### Exercise description
Extract every line from the records below that contains the word "Denmark".

### Information supplied

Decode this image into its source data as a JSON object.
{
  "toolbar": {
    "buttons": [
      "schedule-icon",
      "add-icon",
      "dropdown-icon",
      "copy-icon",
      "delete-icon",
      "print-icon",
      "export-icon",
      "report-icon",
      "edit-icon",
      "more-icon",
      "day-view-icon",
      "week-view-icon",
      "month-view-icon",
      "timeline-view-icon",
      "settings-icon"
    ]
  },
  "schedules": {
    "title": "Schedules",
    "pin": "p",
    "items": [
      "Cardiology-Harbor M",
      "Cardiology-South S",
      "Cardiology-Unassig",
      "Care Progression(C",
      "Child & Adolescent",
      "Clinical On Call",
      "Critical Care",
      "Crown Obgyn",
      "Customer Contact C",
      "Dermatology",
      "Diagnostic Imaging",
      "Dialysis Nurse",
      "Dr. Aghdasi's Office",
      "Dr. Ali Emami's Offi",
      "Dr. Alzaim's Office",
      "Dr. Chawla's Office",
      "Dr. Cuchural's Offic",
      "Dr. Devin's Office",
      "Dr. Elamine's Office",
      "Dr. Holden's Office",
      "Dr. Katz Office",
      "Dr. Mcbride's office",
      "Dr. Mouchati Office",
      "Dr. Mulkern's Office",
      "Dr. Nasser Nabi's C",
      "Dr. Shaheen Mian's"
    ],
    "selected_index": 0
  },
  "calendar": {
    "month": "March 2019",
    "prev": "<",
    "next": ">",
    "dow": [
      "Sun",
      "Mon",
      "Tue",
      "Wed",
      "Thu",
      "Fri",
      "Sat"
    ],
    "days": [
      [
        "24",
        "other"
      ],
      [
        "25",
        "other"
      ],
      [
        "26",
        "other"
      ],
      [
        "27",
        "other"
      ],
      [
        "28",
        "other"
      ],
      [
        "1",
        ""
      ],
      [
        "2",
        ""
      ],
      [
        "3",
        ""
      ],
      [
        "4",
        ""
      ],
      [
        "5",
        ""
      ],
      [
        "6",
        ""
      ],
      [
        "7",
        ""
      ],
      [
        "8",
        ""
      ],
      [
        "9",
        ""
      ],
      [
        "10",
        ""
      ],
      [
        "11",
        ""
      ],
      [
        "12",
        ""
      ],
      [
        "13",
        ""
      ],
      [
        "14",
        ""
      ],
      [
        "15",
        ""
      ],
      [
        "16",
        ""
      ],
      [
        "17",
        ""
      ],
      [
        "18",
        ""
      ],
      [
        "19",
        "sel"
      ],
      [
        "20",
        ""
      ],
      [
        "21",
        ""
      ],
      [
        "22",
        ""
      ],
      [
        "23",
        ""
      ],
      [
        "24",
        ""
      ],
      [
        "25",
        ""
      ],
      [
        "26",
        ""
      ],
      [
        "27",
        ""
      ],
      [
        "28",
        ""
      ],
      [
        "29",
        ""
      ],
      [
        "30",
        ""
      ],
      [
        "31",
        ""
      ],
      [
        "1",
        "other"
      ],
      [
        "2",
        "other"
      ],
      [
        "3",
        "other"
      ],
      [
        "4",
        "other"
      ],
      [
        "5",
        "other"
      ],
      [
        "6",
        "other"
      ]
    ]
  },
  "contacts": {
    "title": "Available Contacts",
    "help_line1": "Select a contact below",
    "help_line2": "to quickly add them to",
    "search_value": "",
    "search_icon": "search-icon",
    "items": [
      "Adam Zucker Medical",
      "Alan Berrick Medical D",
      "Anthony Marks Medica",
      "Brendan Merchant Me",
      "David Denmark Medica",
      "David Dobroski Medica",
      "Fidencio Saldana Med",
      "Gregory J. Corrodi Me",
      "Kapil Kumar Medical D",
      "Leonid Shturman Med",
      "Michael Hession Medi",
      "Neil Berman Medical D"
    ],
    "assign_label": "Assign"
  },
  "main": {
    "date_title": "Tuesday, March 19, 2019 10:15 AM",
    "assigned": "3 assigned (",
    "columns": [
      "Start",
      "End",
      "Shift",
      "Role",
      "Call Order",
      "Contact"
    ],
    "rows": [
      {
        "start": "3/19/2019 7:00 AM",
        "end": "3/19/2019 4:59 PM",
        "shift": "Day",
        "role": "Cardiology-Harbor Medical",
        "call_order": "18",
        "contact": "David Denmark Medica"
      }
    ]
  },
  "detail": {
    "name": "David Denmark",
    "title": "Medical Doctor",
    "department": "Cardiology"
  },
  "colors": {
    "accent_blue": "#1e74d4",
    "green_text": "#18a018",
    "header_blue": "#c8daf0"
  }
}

### The solution
      "David Denmark Medica",
        "contact": "David Denmark Medica"
    "name": "David Denmark",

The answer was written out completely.